Your task is to repeat the lines below exactly, excluding any pictures they contain.

── MATERIALS PROVIDED ──

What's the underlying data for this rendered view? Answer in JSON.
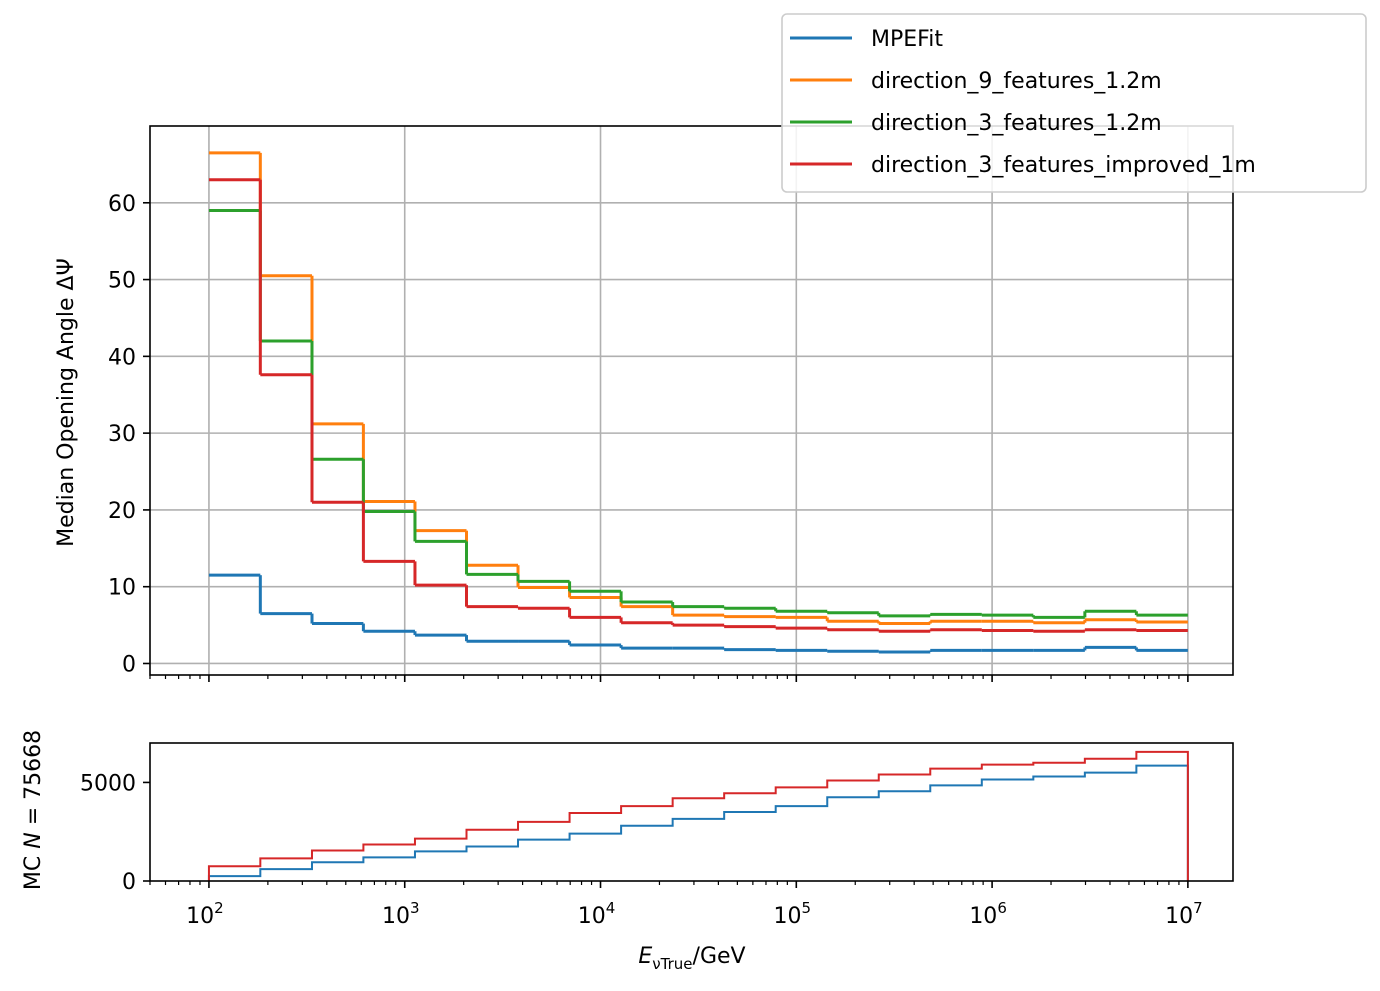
{
  "chart_data": [
    {
      "type": "line",
      "drawstyle": "steps",
      "x_scale": "log",
      "ylabel": "Median Opening Angle ΔΨ",
      "xlim": [
        50,
        17000000
      ],
      "ylim": [
        -1.5,
        70
      ],
      "y_ticks": [
        0,
        10,
        20,
        30,
        40,
        50,
        60
      ],
      "grid": true,
      "legend": {
        "placement": "top-right, outside"
      },
      "bin_edges": [
        100,
        183,
        336,
        615,
        1128,
        2068,
        3790,
        6950,
        12740,
        23360,
        42810,
        78480,
        143900,
        263700,
        483300,
        886000,
        1624000,
        2977000,
        5456000,
        10000000
      ],
      "series": [
        {
          "name": "MPEFit",
          "color": "#1f77b4",
          "values": [
            11.5,
            6.5,
            5.2,
            4.2,
            3.7,
            2.9,
            2.9,
            2.4,
            2.0,
            2.0,
            1.8,
            1.7,
            1.6,
            1.5,
            1.7,
            1.7,
            1.7,
            2.1,
            1.7
          ]
        },
        {
          "name": "direction_9_features_1.2m",
          "color": "#ff7f0e",
          "values": [
            66.5,
            50.5,
            31.2,
            21.1,
            17.3,
            12.8,
            9.9,
            8.6,
            7.4,
            6.3,
            6.1,
            6.0,
            5.5,
            5.2,
            5.5,
            5.5,
            5.3,
            5.7,
            5.4
          ]
        },
        {
          "name": "direction_3_features_1.2m",
          "color": "#2ca02c",
          "values": [
            59.0,
            42.0,
            26.6,
            19.8,
            15.9,
            11.6,
            10.7,
            9.4,
            8.0,
            7.4,
            7.2,
            6.8,
            6.6,
            6.2,
            6.4,
            6.3,
            6.0,
            6.8,
            6.3
          ]
        },
        {
          "name": "direction_3_features_improved_1m",
          "color": "#d62728",
          "values": [
            63.0,
            37.6,
            21.0,
            13.3,
            10.2,
            7.4,
            7.2,
            6.0,
            5.3,
            5.0,
            4.8,
            4.6,
            4.4,
            4.2,
            4.4,
            4.3,
            4.2,
            4.4,
            4.3
          ]
        }
      ]
    },
    {
      "type": "bar",
      "drawstyle": "histogram-step",
      "x_scale": "log",
      "xlabel_main": "E",
      "xlabel_sub": "νTrue",
      "xlabel_rest": "/GeV",
      "ylabel_prefix": "MC ",
      "ylabel_var": "N",
      "ylabel_rest": " = 75668",
      "xlim": [
        50,
        17000000
      ],
      "ylim": [
        0,
        7000
      ],
      "y_ticks": [
        0,
        5000
      ],
      "x_ticks": [
        100,
        1000,
        10000,
        100000,
        1000000,
        10000000
      ],
      "x_tick_labels": [
        "10",
        "10",
        "10",
        "10",
        "10",
        "10"
      ],
      "x_tick_exponents": [
        "2",
        "3",
        "4",
        "5",
        "6",
        "7"
      ],
      "grid": false,
      "bin_edges": [
        100,
        183,
        336,
        615,
        1128,
        2068,
        3790,
        6950,
        12740,
        23360,
        42810,
        78480,
        143900,
        263700,
        483300,
        886000,
        1624000,
        2977000,
        5456000,
        10000000
      ],
      "series": [
        {
          "color": "#1f77b4",
          "values": [
            250,
            600,
            950,
            1200,
            1500,
            1750,
            2100,
            2400,
            2800,
            3150,
            3500,
            3800,
            4250,
            4550,
            4850,
            5150,
            5300,
            5500,
            5850
          ]
        },
        {
          "color": "#d62728",
          "values": [
            750,
            1150,
            1550,
            1850,
            2150,
            2600,
            3000,
            3450,
            3800,
            4200,
            4450,
            4750,
            5100,
            5400,
            5700,
            5900,
            6000,
            6200,
            6550
          ]
        }
      ]
    }
  ]
}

───

▸ **WRITTEN ANSWER**:
What's the underlying data for this rendered view? Answer in JSON.
{
  "chart_data": [
    {
      "type": "line",
      "drawstyle": "steps",
      "x_scale": "log",
      "ylabel": "Median Opening Angle ΔΨ",
      "xlim": [
        50,
        17000000
      ],
      "ylim": [
        -1.5,
        70
      ],
      "y_ticks": [
        0,
        10,
        20,
        30,
        40,
        50,
        60
      ],
      "grid": true,
      "legend": {
        "placement": "top-right, outside"
      },
      "bin_edges": [
        100,
        183,
        336,
        615,
        1128,
        2068,
        3790,
        6950,
        12740,
        23360,
        42810,
        78480,
        143900,
        263700,
        483300,
        886000,
        1624000,
        2977000,
        5456000,
        10000000
      ],
      "series": [
        {
          "name": "MPEFit",
          "color": "#1f77b4",
          "values": [
            11.5,
            6.5,
            5.2,
            4.2,
            3.7,
            2.9,
            2.9,
            2.4,
            2.0,
            2.0,
            1.8,
            1.7,
            1.6,
            1.5,
            1.7,
            1.7,
            1.7,
            2.1,
            1.7
          ]
        },
        {
          "name": "direction_9_features_1.2m",
          "color": "#ff7f0e",
          "values": [
            66.5,
            50.5,
            31.2,
            21.1,
            17.3,
            12.8,
            9.9,
            8.6,
            7.4,
            6.3,
            6.1,
            6.0,
            5.5,
            5.2,
            5.5,
            5.5,
            5.3,
            5.7,
            5.4
          ]
        },
        {
          "name": "direction_3_features_1.2m",
          "color": "#2ca02c",
          "values": [
            59.0,
            42.0,
            26.6,
            19.8,
            15.9,
            11.6,
            10.7,
            9.4,
            8.0,
            7.4,
            7.2,
            6.8,
            6.6,
            6.2,
            6.4,
            6.3,
            6.0,
            6.8,
            6.3
          ]
        },
        {
          "name": "direction_3_features_improved_1m",
          "color": "#d62728",
          "values": [
            63.0,
            37.6,
            21.0,
            13.3,
            10.2,
            7.4,
            7.2,
            6.0,
            5.3,
            5.0,
            4.8,
            4.6,
            4.4,
            4.2,
            4.4,
            4.3,
            4.2,
            4.4,
            4.3
          ]
        }
      ]
    },
    {
      "type": "bar",
      "drawstyle": "histogram-step",
      "x_scale": "log",
      "xlabel_main": "E",
      "xlabel_sub": "νTrue",
      "xlabel_rest": "/GeV",
      "ylabel_prefix": "MC ",
      "ylabel_var": "N",
      "ylabel_rest": " = 75668",
      "xlim": [
        50,
        17000000
      ],
      "ylim": [
        0,
        7000
      ],
      "y_ticks": [
        0,
        5000
      ],
      "x_ticks": [
        100,
        1000,
        10000,
        100000,
        1000000,
        10000000
      ],
      "x_tick_labels": [
        "10",
        "10",
        "10",
        "10",
        "10",
        "10"
      ],
      "x_tick_exponents": [
        "2",
        "3",
        "4",
        "5",
        "6",
        "7"
      ],
      "grid": false,
      "bin_edges": [
        100,
        183,
        336,
        615,
        1128,
        2068,
        3790,
        6950,
        12740,
        23360,
        42810,
        78480,
        143900,
        263700,
        483300,
        886000,
        1624000,
        2977000,
        5456000,
        10000000
      ],
      "series": [
        {
          "color": "#1f77b4",
          "values": [
            250,
            600,
            950,
            1200,
            1500,
            1750,
            2100,
            2400,
            2800,
            3150,
            3500,
            3800,
            4250,
            4550,
            4850,
            5150,
            5300,
            5500,
            5850
          ]
        },
        {
          "color": "#d62728",
          "values": [
            750,
            1150,
            1550,
            1850,
            2150,
            2600,
            3000,
            3450,
            3800,
            4200,
            4450,
            4750,
            5100,
            5400,
            5700,
            5900,
            6000,
            6200,
            6550
          ]
        }
      ]
    }
  ]
}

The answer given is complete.